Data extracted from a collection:
+ + + + + + +

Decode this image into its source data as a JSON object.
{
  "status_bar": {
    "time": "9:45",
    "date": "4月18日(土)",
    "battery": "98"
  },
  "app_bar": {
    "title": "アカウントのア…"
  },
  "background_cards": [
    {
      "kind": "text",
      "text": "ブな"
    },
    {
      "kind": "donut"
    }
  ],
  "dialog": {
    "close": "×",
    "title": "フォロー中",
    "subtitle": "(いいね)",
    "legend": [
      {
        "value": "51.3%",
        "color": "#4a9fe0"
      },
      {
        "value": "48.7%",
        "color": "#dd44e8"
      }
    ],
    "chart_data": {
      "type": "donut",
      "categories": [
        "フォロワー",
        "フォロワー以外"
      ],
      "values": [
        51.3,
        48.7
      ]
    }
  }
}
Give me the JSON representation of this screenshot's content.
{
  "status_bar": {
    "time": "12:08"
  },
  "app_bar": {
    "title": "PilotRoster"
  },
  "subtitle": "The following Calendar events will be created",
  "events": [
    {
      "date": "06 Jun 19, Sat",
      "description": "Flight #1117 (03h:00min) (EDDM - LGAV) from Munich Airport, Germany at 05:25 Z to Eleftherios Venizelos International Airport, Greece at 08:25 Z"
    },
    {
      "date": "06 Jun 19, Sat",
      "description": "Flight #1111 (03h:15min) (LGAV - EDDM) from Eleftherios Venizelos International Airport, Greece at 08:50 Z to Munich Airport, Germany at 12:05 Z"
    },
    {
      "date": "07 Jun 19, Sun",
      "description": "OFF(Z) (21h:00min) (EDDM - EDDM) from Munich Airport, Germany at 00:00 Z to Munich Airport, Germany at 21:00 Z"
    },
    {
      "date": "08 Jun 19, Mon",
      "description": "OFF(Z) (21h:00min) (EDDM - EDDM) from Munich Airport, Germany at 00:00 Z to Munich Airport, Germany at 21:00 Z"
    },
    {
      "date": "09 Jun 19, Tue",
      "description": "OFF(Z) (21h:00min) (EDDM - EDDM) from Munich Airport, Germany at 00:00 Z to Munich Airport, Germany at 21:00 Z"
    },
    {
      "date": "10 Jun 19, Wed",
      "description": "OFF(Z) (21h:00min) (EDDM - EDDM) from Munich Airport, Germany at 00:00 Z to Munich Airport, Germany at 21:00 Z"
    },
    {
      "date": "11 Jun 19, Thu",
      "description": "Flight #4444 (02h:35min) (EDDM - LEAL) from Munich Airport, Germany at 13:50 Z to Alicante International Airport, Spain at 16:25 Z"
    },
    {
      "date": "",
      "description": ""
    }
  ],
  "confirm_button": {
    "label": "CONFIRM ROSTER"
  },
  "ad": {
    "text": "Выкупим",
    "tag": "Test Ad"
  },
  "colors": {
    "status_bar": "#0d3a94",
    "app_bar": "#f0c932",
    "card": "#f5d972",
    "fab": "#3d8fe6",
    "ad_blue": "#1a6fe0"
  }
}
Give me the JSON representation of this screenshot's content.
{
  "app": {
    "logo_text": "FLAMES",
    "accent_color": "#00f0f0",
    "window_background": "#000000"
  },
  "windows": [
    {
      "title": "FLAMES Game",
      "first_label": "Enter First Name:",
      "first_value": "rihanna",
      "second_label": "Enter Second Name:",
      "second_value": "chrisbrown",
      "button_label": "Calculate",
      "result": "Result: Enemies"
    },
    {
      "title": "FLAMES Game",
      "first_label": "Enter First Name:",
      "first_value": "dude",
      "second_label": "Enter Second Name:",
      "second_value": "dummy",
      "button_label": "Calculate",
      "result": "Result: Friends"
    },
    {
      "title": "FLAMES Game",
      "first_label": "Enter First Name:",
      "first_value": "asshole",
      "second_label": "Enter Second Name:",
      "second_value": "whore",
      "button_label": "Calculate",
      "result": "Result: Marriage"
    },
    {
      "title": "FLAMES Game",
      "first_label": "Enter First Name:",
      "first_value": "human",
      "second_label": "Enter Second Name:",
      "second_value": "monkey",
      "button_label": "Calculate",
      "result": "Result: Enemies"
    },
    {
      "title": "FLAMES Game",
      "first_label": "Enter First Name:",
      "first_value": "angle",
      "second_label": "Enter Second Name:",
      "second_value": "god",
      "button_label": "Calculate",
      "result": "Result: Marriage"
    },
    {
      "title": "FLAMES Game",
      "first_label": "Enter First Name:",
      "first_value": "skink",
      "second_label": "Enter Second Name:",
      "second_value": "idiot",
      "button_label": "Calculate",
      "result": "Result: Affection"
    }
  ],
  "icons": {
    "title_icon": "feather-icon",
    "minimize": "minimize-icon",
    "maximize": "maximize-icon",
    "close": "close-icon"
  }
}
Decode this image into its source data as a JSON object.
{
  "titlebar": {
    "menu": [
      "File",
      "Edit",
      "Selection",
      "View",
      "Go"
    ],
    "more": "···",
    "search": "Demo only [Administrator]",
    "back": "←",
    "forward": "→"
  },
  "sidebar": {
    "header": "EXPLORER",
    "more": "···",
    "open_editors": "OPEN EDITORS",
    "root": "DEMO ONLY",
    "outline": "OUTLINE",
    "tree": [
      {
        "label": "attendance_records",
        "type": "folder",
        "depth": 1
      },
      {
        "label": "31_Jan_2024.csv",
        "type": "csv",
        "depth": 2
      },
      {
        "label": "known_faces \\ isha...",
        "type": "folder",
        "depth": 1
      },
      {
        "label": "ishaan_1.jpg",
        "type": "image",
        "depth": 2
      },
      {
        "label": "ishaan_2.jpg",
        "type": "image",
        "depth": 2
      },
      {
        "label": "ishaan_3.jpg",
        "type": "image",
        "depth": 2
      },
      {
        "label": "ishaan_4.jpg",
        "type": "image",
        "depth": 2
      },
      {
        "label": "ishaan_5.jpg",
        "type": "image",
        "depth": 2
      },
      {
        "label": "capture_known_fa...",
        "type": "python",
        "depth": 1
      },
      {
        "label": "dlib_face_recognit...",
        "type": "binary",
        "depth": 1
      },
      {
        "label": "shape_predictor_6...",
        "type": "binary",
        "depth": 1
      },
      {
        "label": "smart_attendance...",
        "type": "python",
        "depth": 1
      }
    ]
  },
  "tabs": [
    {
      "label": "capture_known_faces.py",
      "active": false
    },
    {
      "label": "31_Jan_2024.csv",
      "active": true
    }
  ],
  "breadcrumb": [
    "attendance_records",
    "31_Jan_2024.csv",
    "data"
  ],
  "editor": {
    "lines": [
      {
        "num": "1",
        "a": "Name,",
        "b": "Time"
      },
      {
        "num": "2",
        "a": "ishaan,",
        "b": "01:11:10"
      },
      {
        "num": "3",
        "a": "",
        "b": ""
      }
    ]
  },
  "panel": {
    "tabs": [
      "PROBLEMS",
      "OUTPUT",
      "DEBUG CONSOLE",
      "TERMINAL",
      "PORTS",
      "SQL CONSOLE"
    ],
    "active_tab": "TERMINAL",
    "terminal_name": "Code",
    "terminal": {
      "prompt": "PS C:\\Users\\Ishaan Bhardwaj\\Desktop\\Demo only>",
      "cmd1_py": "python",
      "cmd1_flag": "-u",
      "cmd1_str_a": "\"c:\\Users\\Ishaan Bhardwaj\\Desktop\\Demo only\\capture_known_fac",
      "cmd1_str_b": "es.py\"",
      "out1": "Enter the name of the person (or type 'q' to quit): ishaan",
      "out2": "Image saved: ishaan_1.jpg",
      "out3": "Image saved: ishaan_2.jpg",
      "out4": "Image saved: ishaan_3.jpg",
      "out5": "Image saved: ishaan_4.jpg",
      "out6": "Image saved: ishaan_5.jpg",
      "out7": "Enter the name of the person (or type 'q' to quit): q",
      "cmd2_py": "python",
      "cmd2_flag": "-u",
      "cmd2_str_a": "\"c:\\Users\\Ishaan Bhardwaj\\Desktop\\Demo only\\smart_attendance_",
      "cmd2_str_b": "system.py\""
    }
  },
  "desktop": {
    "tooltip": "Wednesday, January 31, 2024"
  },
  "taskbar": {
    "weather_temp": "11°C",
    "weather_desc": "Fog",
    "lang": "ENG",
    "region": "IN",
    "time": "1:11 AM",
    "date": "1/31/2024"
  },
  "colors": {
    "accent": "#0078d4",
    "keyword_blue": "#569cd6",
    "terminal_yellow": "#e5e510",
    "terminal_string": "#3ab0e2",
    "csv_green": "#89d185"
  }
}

+ + + + + + +

Copy all lines of the listing above that contain the string "python".

        "type": "python",
        "type": "python",
      "cmd1_py": "python",
      "cmd2_py": "python",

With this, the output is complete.